DATA SHOWN:
= = = = = = =
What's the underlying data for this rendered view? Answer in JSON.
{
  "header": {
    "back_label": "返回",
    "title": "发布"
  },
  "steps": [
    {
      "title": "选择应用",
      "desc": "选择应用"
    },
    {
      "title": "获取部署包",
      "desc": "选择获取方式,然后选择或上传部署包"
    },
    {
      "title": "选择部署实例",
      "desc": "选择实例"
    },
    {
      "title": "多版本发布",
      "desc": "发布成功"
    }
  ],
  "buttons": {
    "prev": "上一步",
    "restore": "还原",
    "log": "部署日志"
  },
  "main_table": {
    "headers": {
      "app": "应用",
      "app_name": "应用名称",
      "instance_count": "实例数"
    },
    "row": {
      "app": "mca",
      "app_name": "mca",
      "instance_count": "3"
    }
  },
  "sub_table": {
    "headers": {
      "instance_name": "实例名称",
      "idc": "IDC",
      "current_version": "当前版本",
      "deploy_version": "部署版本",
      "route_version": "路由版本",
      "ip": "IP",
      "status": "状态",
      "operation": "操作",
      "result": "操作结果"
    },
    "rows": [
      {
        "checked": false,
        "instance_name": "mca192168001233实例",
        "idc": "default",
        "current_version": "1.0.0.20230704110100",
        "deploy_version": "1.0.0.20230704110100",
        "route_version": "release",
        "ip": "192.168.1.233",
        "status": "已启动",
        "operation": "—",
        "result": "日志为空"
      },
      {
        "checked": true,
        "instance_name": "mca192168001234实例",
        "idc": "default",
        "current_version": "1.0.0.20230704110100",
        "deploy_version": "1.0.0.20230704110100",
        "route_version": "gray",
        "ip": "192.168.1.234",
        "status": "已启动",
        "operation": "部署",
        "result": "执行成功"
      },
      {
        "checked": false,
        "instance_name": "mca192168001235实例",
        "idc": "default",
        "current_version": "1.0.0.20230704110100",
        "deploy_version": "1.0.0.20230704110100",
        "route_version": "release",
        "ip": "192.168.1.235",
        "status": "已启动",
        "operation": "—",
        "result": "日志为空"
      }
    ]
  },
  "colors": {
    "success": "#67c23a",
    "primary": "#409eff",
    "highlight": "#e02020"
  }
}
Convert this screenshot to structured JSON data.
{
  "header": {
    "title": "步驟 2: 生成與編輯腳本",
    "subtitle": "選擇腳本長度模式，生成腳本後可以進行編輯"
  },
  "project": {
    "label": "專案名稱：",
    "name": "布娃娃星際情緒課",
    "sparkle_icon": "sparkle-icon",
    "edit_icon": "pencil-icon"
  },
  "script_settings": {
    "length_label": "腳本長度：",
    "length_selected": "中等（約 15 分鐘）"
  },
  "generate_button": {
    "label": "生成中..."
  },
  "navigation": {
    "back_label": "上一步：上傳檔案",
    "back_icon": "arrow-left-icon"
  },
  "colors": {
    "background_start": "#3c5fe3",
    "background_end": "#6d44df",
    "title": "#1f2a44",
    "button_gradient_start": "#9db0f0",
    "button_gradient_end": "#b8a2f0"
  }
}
= = = = = = =
REQUIREMENTS: Reproduce precisely the span of lines that begins at the line containing "Convert this screenshot" and ends with the last line of the listing.

EXERCISE RESULT:
Convert this screenshot to structured JSON data.
{
  "header": {
    "title": "步驟 2: 生成與編輯腳本",
    "subtitle": "選擇腳本長度模式，生成腳本後可以進行編輯"
  },
  "project": {
    "label": "專案名稱：",
    "name": "布娃娃星際情緒課",
    "sparkle_icon": "sparkle-icon",
    "edit_icon": "pencil-icon"
  },
  "script_settings": {
    "length_label": "腳本長度：",
    "length_selected": "中等（約 15 分鐘）"
  },
  "generate_button": {
    "label": "生成中..."
  },
  "navigation": {
    "back_label": "上一步：上傳檔案",
    "back_icon": "arrow-left-icon"
  },
  "colors": {
    "background_start": "#3c5fe3",
    "background_end": "#6d44df",
    "title": "#1f2a44",
    "button_gradient_start": "#9db0f0",
    "button_gradient_end": "#b8a2f0"
  }
}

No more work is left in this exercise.